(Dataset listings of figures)
==================================================
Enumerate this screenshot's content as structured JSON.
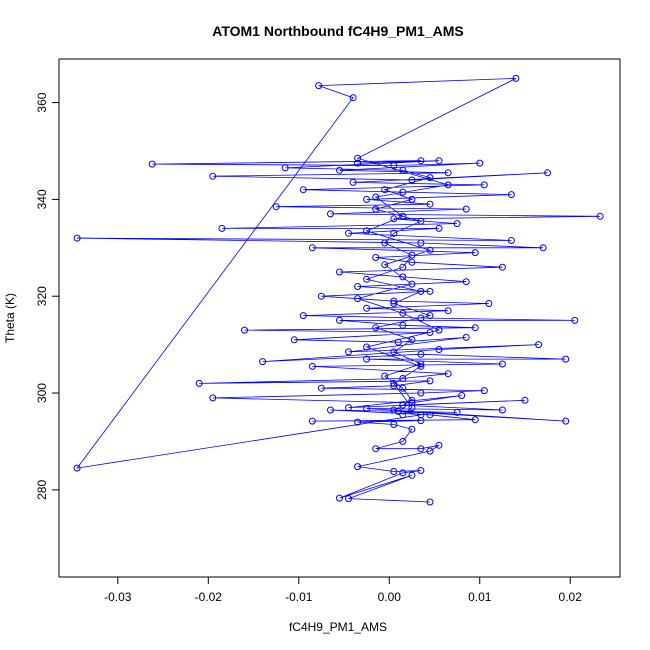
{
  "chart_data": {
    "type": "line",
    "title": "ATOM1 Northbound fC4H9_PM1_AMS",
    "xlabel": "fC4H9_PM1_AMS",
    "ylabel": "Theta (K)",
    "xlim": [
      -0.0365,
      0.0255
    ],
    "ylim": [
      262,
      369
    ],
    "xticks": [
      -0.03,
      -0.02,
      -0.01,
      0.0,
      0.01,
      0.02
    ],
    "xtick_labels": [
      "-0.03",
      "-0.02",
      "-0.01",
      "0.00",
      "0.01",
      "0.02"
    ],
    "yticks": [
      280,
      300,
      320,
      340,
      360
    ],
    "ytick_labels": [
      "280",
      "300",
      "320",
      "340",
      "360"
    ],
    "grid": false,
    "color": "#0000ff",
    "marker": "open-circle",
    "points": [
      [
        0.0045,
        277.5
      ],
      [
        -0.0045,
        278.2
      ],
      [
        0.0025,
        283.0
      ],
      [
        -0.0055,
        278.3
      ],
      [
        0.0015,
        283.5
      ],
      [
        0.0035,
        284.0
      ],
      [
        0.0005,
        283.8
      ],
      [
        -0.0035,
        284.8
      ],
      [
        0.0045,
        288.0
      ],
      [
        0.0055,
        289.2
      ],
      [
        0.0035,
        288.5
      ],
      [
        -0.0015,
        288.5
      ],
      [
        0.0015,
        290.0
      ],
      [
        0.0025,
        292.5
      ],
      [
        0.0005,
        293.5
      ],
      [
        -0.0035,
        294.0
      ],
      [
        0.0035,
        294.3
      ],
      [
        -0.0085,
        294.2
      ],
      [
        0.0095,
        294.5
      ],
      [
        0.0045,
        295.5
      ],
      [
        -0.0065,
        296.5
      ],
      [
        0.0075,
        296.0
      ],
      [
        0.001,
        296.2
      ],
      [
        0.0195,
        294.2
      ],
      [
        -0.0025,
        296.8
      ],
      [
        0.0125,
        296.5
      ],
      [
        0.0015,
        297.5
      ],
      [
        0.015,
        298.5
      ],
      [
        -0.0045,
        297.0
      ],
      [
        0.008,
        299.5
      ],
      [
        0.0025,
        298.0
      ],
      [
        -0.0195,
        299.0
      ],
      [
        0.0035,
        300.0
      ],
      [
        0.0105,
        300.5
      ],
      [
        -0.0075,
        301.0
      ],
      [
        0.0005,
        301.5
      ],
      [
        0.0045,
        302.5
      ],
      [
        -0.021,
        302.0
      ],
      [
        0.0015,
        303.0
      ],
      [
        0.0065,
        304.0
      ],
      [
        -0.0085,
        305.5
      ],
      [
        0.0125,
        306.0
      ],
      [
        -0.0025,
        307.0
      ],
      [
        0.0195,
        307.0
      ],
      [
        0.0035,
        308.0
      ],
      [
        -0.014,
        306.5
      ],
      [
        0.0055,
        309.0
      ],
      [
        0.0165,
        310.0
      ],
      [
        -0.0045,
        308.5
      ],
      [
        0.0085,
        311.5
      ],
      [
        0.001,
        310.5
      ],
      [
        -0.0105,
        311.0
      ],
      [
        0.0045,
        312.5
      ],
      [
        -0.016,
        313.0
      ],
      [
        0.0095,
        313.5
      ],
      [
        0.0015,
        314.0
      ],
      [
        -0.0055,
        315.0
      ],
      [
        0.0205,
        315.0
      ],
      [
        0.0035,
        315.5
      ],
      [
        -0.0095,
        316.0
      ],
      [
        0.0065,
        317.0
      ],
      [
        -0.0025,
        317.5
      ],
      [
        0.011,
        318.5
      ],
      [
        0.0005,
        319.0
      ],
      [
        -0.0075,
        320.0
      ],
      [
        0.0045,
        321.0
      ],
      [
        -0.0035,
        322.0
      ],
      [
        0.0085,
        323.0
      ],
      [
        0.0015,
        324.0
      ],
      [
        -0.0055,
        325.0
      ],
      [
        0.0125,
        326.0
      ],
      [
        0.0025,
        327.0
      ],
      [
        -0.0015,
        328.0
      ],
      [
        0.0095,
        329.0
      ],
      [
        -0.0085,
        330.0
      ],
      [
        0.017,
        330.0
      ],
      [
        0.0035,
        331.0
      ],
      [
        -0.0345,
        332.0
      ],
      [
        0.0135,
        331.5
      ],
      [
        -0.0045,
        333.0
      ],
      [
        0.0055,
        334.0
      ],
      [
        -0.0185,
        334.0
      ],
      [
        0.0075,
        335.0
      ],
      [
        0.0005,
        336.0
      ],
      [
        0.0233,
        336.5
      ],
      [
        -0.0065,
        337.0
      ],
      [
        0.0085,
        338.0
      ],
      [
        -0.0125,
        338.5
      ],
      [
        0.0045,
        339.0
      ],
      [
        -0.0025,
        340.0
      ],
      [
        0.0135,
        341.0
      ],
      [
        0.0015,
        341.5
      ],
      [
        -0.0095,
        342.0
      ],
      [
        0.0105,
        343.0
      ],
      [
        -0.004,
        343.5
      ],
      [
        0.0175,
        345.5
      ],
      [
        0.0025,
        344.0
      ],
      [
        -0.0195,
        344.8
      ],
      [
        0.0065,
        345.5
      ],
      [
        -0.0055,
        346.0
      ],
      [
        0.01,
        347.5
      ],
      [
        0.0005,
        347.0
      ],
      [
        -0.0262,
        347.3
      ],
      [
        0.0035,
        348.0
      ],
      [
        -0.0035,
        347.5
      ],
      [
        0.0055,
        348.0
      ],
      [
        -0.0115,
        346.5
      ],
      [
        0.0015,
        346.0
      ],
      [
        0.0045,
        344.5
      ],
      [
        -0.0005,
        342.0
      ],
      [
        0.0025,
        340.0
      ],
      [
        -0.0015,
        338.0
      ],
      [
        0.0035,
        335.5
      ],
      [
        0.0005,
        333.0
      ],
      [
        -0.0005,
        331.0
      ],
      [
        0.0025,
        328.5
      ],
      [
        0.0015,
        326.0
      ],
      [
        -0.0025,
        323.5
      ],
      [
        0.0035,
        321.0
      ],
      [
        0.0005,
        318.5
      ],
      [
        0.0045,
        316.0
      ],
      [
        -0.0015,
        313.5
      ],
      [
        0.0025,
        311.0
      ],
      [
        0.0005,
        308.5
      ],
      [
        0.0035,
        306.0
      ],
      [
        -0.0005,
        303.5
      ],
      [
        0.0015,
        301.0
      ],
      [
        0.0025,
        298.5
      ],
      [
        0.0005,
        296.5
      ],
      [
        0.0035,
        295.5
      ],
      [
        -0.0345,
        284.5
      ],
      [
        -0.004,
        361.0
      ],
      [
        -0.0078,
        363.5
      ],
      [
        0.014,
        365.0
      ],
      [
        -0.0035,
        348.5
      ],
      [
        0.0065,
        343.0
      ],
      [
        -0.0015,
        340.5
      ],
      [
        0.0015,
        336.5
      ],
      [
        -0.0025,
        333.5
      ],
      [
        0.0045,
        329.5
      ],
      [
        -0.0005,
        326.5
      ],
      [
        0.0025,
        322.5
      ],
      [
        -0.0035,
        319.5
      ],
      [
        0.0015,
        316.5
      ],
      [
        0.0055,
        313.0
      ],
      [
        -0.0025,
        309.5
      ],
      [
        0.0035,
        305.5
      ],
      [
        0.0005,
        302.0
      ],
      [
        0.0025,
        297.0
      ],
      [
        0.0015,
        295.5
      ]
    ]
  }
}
==================================================
Goal.
Exclude the images, then output the data above word for word.

Output of the task.
Enumerate this screenshot's content as structured JSON.
{
  "chart_data": {
    "type": "line",
    "title": "ATOM1 Northbound fC4H9_PM1_AMS",
    "xlabel": "fC4H9_PM1_AMS",
    "ylabel": "Theta (K)",
    "xlim": [
      -0.0365,
      0.0255
    ],
    "ylim": [
      262,
      369
    ],
    "xticks": [
      -0.03,
      -0.02,
      -0.01,
      0.0,
      0.01,
      0.02
    ],
    "xtick_labels": [
      "-0.03",
      "-0.02",
      "-0.01",
      "0.00",
      "0.01",
      "0.02"
    ],
    "yticks": [
      280,
      300,
      320,
      340,
      360
    ],
    "ytick_labels": [
      "280",
      "300",
      "320",
      "340",
      "360"
    ],
    "grid": false,
    "color": "#0000ff",
    "marker": "open-circle",
    "points": [
      [
        0.0045,
        277.5
      ],
      [
        -0.0045,
        278.2
      ],
      [
        0.0025,
        283.0
      ],
      [
        -0.0055,
        278.3
      ],
      [
        0.0015,
        283.5
      ],
      [
        0.0035,
        284.0
      ],
      [
        0.0005,
        283.8
      ],
      [
        -0.0035,
        284.8
      ],
      [
        0.0045,
        288.0
      ],
      [
        0.0055,
        289.2
      ],
      [
        0.0035,
        288.5
      ],
      [
        -0.0015,
        288.5
      ],
      [
        0.0015,
        290.0
      ],
      [
        0.0025,
        292.5
      ],
      [
        0.0005,
        293.5
      ],
      [
        -0.0035,
        294.0
      ],
      [
        0.0035,
        294.3
      ],
      [
        -0.0085,
        294.2
      ],
      [
        0.0095,
        294.5
      ],
      [
        0.0045,
        295.5
      ],
      [
        -0.0065,
        296.5
      ],
      [
        0.0075,
        296.0
      ],
      [
        0.001,
        296.2
      ],
      [
        0.0195,
        294.2
      ],
      [
        -0.0025,
        296.8
      ],
      [
        0.0125,
        296.5
      ],
      [
        0.0015,
        297.5
      ],
      [
        0.015,
        298.5
      ],
      [
        -0.0045,
        297.0
      ],
      [
        0.008,
        299.5
      ],
      [
        0.0025,
        298.0
      ],
      [
        -0.0195,
        299.0
      ],
      [
        0.0035,
        300.0
      ],
      [
        0.0105,
        300.5
      ],
      [
        -0.0075,
        301.0
      ],
      [
        0.0005,
        301.5
      ],
      [
        0.0045,
        302.5
      ],
      [
        -0.021,
        302.0
      ],
      [
        0.0015,
        303.0
      ],
      [
        0.0065,
        304.0
      ],
      [
        -0.0085,
        305.5
      ],
      [
        0.0125,
        306.0
      ],
      [
        -0.0025,
        307.0
      ],
      [
        0.0195,
        307.0
      ],
      [
        0.0035,
        308.0
      ],
      [
        -0.014,
        306.5
      ],
      [
        0.0055,
        309.0
      ],
      [
        0.0165,
        310.0
      ],
      [
        -0.0045,
        308.5
      ],
      [
        0.0085,
        311.5
      ],
      [
        0.001,
        310.5
      ],
      [
        -0.0105,
        311.0
      ],
      [
        0.0045,
        312.5
      ],
      [
        -0.016,
        313.0
      ],
      [
        0.0095,
        313.5
      ],
      [
        0.0015,
        314.0
      ],
      [
        -0.0055,
        315.0
      ],
      [
        0.0205,
        315.0
      ],
      [
        0.0035,
        315.5
      ],
      [
        -0.0095,
        316.0
      ],
      [
        0.0065,
        317.0
      ],
      [
        -0.0025,
        317.5
      ],
      [
        0.011,
        318.5
      ],
      [
        0.0005,
        319.0
      ],
      [
        -0.0075,
        320.0
      ],
      [
        0.0045,
        321.0
      ],
      [
        -0.0035,
        322.0
      ],
      [
        0.0085,
        323.0
      ],
      [
        0.0015,
        324.0
      ],
      [
        -0.0055,
        325.0
      ],
      [
        0.0125,
        326.0
      ],
      [
        0.0025,
        327.0
      ],
      [
        -0.0015,
        328.0
      ],
      [
        0.0095,
        329.0
      ],
      [
        -0.0085,
        330.0
      ],
      [
        0.017,
        330.0
      ],
      [
        0.0035,
        331.0
      ],
      [
        -0.0345,
        332.0
      ],
      [
        0.0135,
        331.5
      ],
      [
        -0.0045,
        333.0
      ],
      [
        0.0055,
        334.0
      ],
      [
        -0.0185,
        334.0
      ],
      [
        0.0075,
        335.0
      ],
      [
        0.0005,
        336.0
      ],
      [
        0.0233,
        336.5
      ],
      [
        -0.0065,
        337.0
      ],
      [
        0.0085,
        338.0
      ],
      [
        -0.0125,
        338.5
      ],
      [
        0.0045,
        339.0
      ],
      [
        -0.0025,
        340.0
      ],
      [
        0.0135,
        341.0
      ],
      [
        0.0015,
        341.5
      ],
      [
        -0.0095,
        342.0
      ],
      [
        0.0105,
        343.0
      ],
      [
        -0.004,
        343.5
      ],
      [
        0.0175,
        345.5
      ],
      [
        0.0025,
        344.0
      ],
      [
        -0.0195,
        344.8
      ],
      [
        0.0065,
        345.5
      ],
      [
        -0.0055,
        346.0
      ],
      [
        0.01,
        347.5
      ],
      [
        0.0005,
        347.0
      ],
      [
        -0.0262,
        347.3
      ],
      [
        0.0035,
        348.0
      ],
      [
        -0.0035,
        347.5
      ],
      [
        0.0055,
        348.0
      ],
      [
        -0.0115,
        346.5
      ],
      [
        0.0015,
        346.0
      ],
      [
        0.0045,
        344.5
      ],
      [
        -0.0005,
        342.0
      ],
      [
        0.0025,
        340.0
      ],
      [
        -0.0015,
        338.0
      ],
      [
        0.0035,
        335.5
      ],
      [
        0.0005,
        333.0
      ],
      [
        -0.0005,
        331.0
      ],
      [
        0.0025,
        328.5
      ],
      [
        0.0015,
        326.0
      ],
      [
        -0.0025,
        323.5
      ],
      [
        0.0035,
        321.0
      ],
      [
        0.0005,
        318.5
      ],
      [
        0.0045,
        316.0
      ],
      [
        -0.0015,
        313.5
      ],
      [
        0.0025,
        311.0
      ],
      [
        0.0005,
        308.5
      ],
      [
        0.0035,
        306.0
      ],
      [
        -0.0005,
        303.5
      ],
      [
        0.0015,
        301.0
      ],
      [
        0.0025,
        298.5
      ],
      [
        0.0005,
        296.5
      ],
      [
        0.0035,
        295.5
      ],
      [
        -0.0345,
        284.5
      ],
      [
        -0.004,
        361.0
      ],
      [
        -0.0078,
        363.5
      ],
      [
        0.014,
        365.0
      ],
      [
        -0.0035,
        348.5
      ],
      [
        0.0065,
        343.0
      ],
      [
        -0.0015,
        340.5
      ],
      [
        0.0015,
        336.5
      ],
      [
        -0.0025,
        333.5
      ],
      [
        0.0045,
        329.5
      ],
      [
        -0.0005,
        326.5
      ],
      [
        0.0025,
        322.5
      ],
      [
        -0.0035,
        319.5
      ],
      [
        0.0015,
        316.5
      ],
      [
        0.0055,
        313.0
      ],
      [
        -0.0025,
        309.5
      ],
      [
        0.0035,
        305.5
      ],
      [
        0.0005,
        302.0
      ],
      [
        0.0025,
        297.0
      ],
      [
        0.0015,
        295.5
      ]
    ]
  }
}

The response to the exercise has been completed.